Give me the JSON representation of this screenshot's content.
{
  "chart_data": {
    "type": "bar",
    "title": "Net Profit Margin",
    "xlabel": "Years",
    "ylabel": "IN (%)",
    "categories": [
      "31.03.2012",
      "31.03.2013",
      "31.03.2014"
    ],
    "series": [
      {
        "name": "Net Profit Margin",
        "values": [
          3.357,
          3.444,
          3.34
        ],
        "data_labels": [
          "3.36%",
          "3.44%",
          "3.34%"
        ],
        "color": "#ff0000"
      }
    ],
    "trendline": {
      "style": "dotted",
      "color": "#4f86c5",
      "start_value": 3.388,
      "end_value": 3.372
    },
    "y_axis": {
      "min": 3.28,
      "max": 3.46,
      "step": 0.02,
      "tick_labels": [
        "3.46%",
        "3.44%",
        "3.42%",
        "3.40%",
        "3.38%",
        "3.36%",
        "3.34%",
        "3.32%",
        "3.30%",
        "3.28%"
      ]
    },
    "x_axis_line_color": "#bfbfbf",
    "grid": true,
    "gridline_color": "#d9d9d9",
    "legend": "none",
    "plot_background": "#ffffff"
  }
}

Given instruction: Scan the entries above. Copy each line that has the string "Margin".

Solution for this problem:
    "title": "Net Profit Margin",
        "name": "Net Profit Margin",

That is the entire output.